RECORDS SHOWN

•••

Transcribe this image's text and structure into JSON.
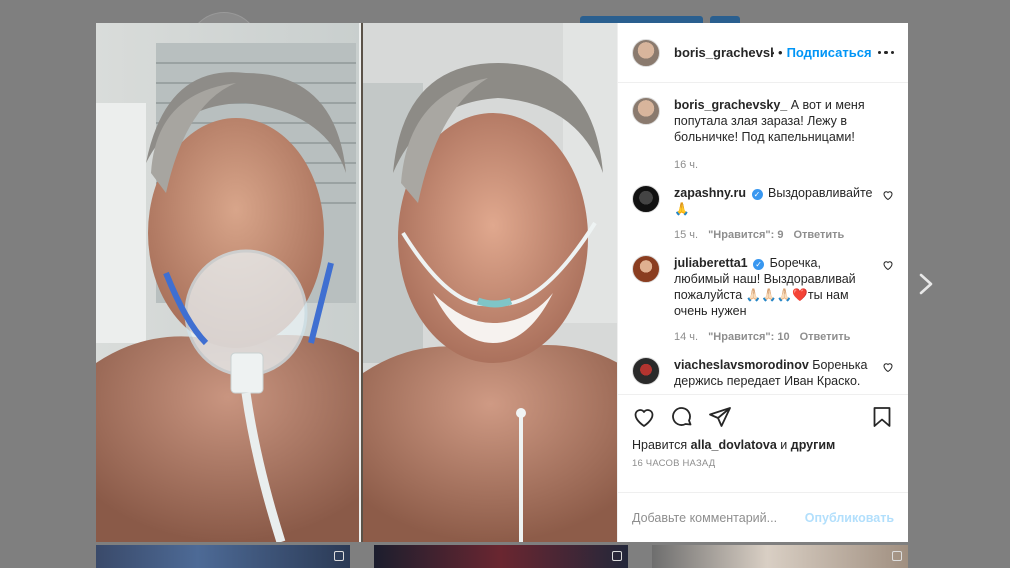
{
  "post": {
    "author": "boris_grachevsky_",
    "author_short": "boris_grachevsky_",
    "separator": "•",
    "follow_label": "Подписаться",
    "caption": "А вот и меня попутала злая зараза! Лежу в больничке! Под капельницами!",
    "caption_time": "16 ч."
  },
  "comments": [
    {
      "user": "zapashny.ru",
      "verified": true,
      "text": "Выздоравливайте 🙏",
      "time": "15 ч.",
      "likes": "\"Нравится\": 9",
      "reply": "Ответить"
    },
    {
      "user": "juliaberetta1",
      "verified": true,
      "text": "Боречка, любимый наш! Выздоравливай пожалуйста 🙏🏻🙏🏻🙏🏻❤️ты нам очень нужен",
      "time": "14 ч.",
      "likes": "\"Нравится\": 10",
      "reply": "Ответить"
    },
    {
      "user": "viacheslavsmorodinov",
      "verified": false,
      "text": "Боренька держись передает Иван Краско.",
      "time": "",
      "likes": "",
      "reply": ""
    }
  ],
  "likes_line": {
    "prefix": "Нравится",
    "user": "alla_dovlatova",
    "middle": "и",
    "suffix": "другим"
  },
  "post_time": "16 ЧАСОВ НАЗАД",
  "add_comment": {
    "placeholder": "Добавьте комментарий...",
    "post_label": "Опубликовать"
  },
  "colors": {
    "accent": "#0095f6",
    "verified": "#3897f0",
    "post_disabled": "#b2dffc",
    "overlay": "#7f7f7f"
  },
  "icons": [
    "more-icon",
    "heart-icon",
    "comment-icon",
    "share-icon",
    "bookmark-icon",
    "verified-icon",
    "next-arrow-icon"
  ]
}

•••

DO THIS
Repeat all of the entries word for word, but omit the pictures.

RESPONSE
Transcribe this image's text and structure into JSON.
{
  "post": {
    "author": "boris_grachevsky_",
    "author_short": "boris_grachevsky_",
    "separator": "•",
    "follow_label": "Подписаться",
    "caption": "А вот и меня попутала злая зараза! Лежу в больничке! Под капельницами!",
    "caption_time": "16 ч."
  },
  "comments": [
    {
      "user": "zapashny.ru",
      "verified": true,
      "text": "Выздоравливайте 🙏",
      "time": "15 ч.",
      "likes": "\"Нравится\": 9",
      "reply": "Ответить"
    },
    {
      "user": "juliaberetta1",
      "verified": true,
      "text": "Боречка, любимый наш! Выздоравливай пожалуйста 🙏🏻🙏🏻🙏🏻❤️ты нам очень нужен",
      "time": "14 ч.",
      "likes": "\"Нравится\": 10",
      "reply": "Ответить"
    },
    {
      "user": "viacheslavsmorodinov",
      "verified": false,
      "text": "Боренька держись передает Иван Краско.",
      "time": "",
      "likes": "",
      "reply": ""
    }
  ],
  "likes_line": {
    "prefix": "Нравится",
    "user": "alla_dovlatova",
    "middle": "и",
    "suffix": "другим"
  },
  "post_time": "16 ЧАСОВ НАЗАД",
  "add_comment": {
    "placeholder": "Добавьте комментарий...",
    "post_label": "Опубликовать"
  },
  "colors": {
    "accent": "#0095f6",
    "verified": "#3897f0",
    "post_disabled": "#b2dffc",
    "overlay": "#7f7f7f"
  },
  "icons": [
    "more-icon",
    "heart-icon",
    "comment-icon",
    "share-icon",
    "bookmark-icon",
    "verified-icon",
    "next-arrow-icon"
  ]
}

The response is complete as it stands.